■ Entries shown:
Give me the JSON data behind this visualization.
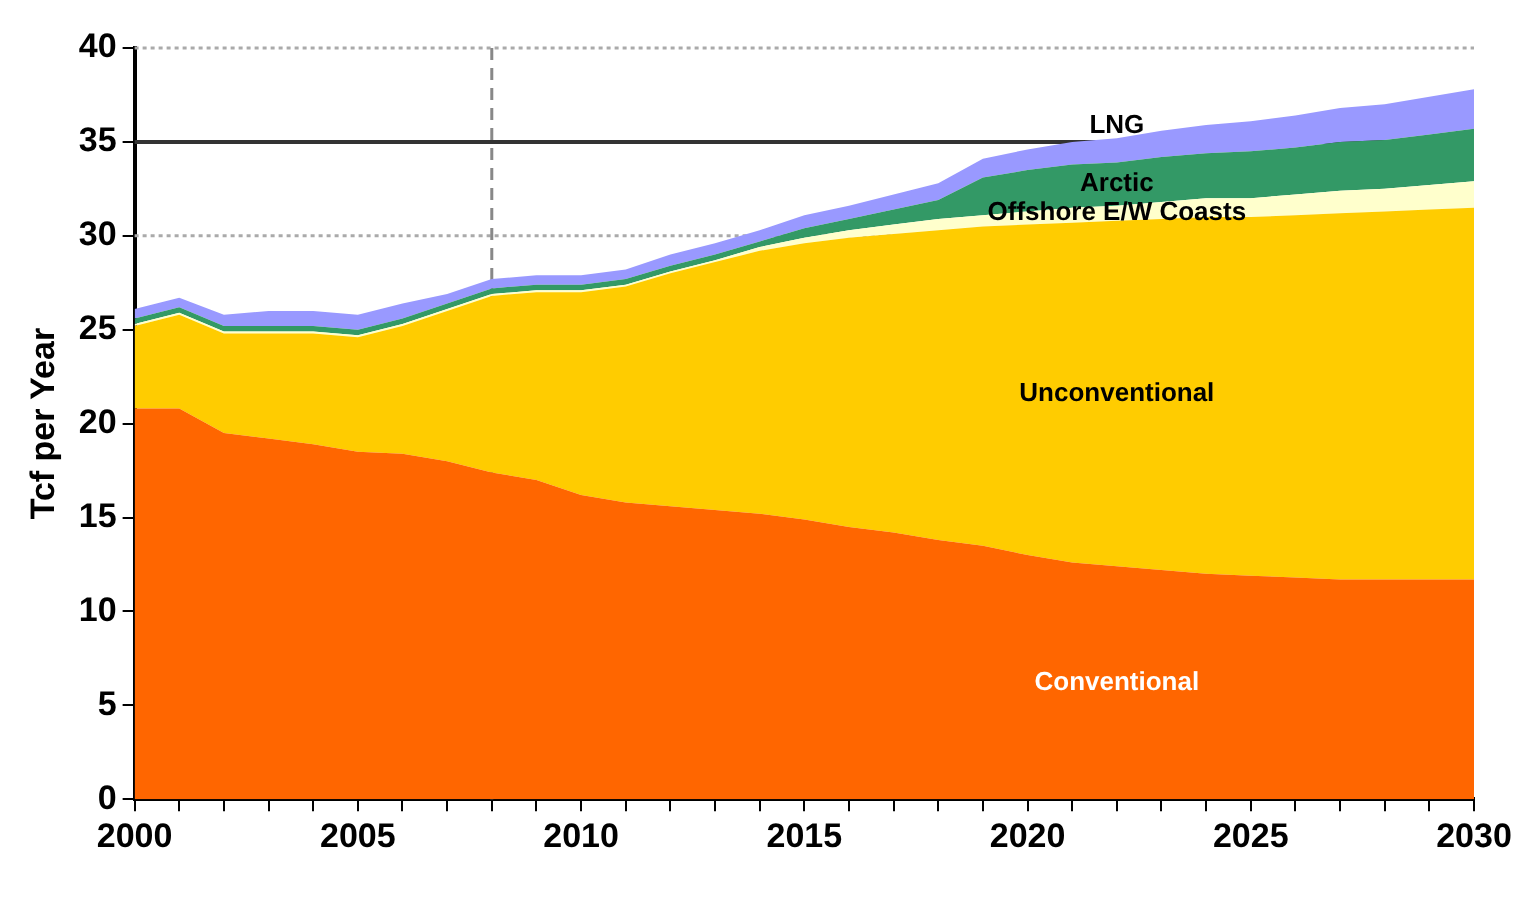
{
  "chart_data": {
    "type": "area",
    "stacked": true,
    "ylabel": "Tcf per Year",
    "x": [
      2000,
      2001,
      2002,
      2003,
      2004,
      2005,
      2006,
      2007,
      2008,
      2009,
      2010,
      2011,
      2012,
      2013,
      2014,
      2015,
      2016,
      2017,
      2018,
      2019,
      2020,
      2021,
      2022,
      2023,
      2024,
      2025,
      2026,
      2027,
      2028,
      2029,
      2030
    ],
    "series": [
      {
        "name": "Conventional",
        "color": "#ff6600",
        "values": [
          20.8,
          20.8,
          19.5,
          19.2,
          18.9,
          18.5,
          18.4,
          18.0,
          17.4,
          17.0,
          16.2,
          15.8,
          15.6,
          15.4,
          15.2,
          14.9,
          14.5,
          14.2,
          13.8,
          13.5,
          13.0,
          12.6,
          12.4,
          12.2,
          12.0,
          11.9,
          11.8,
          11.7,
          11.7,
          11.7,
          11.7
        ]
      },
      {
        "name": "Unconventional",
        "color": "#ffcc00",
        "values": [
          4.4,
          5.0,
          5.3,
          5.6,
          5.9,
          6.1,
          6.8,
          8.0,
          9.4,
          10.0,
          10.8,
          11.5,
          12.4,
          13.2,
          14.0,
          14.7,
          15.4,
          15.9,
          16.5,
          17.0,
          17.6,
          18.1,
          18.4,
          18.7,
          19.0,
          19.1,
          19.3,
          19.5,
          19.6,
          19.7,
          19.8
        ]
      },
      {
        "name": "Offshore E/W Coasts",
        "color": "#ffffcc",
        "values": [
          0.1,
          0.1,
          0.1,
          0.1,
          0.1,
          0.1,
          0.1,
          0.1,
          0.1,
          0.1,
          0.1,
          0.1,
          0.1,
          0.1,
          0.2,
          0.3,
          0.4,
          0.5,
          0.6,
          0.6,
          0.7,
          0.8,
          0.8,
          0.9,
          1.0,
          1.0,
          1.1,
          1.2,
          1.2,
          1.3,
          1.4
        ]
      },
      {
        "name": "Arctic",
        "color": "#339966",
        "values": [
          0.3,
          0.3,
          0.3,
          0.3,
          0.3,
          0.3,
          0.3,
          0.3,
          0.3,
          0.3,
          0.3,
          0.3,
          0.3,
          0.3,
          0.3,
          0.5,
          0.6,
          0.8,
          1.0,
          2.0,
          2.2,
          2.3,
          2.3,
          2.4,
          2.4,
          2.5,
          2.5,
          2.6,
          2.6,
          2.7,
          2.8
        ]
      },
      {
        "name": "LNG",
        "color": "#9999ff",
        "values": [
          0.5,
          0.5,
          0.6,
          0.8,
          0.8,
          0.8,
          0.8,
          0.5,
          0.5,
          0.5,
          0.5,
          0.5,
          0.6,
          0.6,
          0.6,
          0.7,
          0.7,
          0.8,
          0.9,
          1.0,
          1.1,
          1.2,
          1.3,
          1.4,
          1.5,
          1.6,
          1.7,
          1.8,
          1.9,
          2.0,
          2.1
        ]
      }
    ],
    "xlim": [
      2000,
      2030
    ],
    "xticks": [
      2000,
      {
        "value": 2001,
        "label": null
      },
      {
        "value": 2002,
        "label": null
      },
      {
        "value": 2003,
        "label": null
      },
      {
        "value": 2004,
        "label": null
      },
      2005,
      {
        "value": 2006,
        "label": null
      },
      {
        "value": 2007,
        "label": null
      },
      {
        "value": 2008,
        "label": null
      },
      {
        "value": 2009,
        "label": null
      },
      2010,
      {
        "value": 2011,
        "label": null
      },
      {
        "value": 2012,
        "label": null
      },
      {
        "value": 2013,
        "label": null
      },
      {
        "value": 2014,
        "label": null
      },
      2015,
      {
        "value": 2016,
        "label": null
      },
      {
        "value": 2017,
        "label": null
      },
      {
        "value": 2018,
        "label": null
      },
      {
        "value": 2019,
        "label": null
      },
      2020,
      {
        "value": 2021,
        "label": null
      },
      {
        "value": 2022,
        "label": null
      },
      {
        "value": 2023,
        "label": null
      },
      {
        "value": 2024,
        "label": null
      },
      2025,
      {
        "value": 2026,
        "label": null
      },
      {
        "value": 2027,
        "label": null
      },
      {
        "value": 2028,
        "label": null
      },
      {
        "value": 2029,
        "label": null
      },
      2030
    ],
    "ylim": [
      0,
      40
    ],
    "yticks": [
      0,
      5,
      10,
      15,
      20,
      25,
      30,
      35,
      40
    ],
    "ref_lines": [
      {
        "axis": "y",
        "value": 35,
        "color": "#333333",
        "line_style": "solid"
      },
      {
        "axis": "y",
        "value": 30,
        "color": "#aaaaaa",
        "line_style": "dotted"
      },
      {
        "axis": "y",
        "value": 40,
        "color": "#aaaaaa",
        "line_style": "dotted"
      },
      {
        "axis": "x",
        "value": 2008,
        "color": "#888888",
        "line_style": "dashed"
      }
    ],
    "grid": false,
    "legend": false
  }
}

■ What the task asks:
Copy every line of the entries above in which "color" occurs.

■ Expected answer:
        "color": "#ff6600",
        "color": "#ffcc00",
        "color": "#ffffcc",
        "color": "#339966",
        "color": "#9999ff",
        "color": "#333333",
        "color": "#aaaaaa",
        "color": "#aaaaaa",
        "color": "#888888",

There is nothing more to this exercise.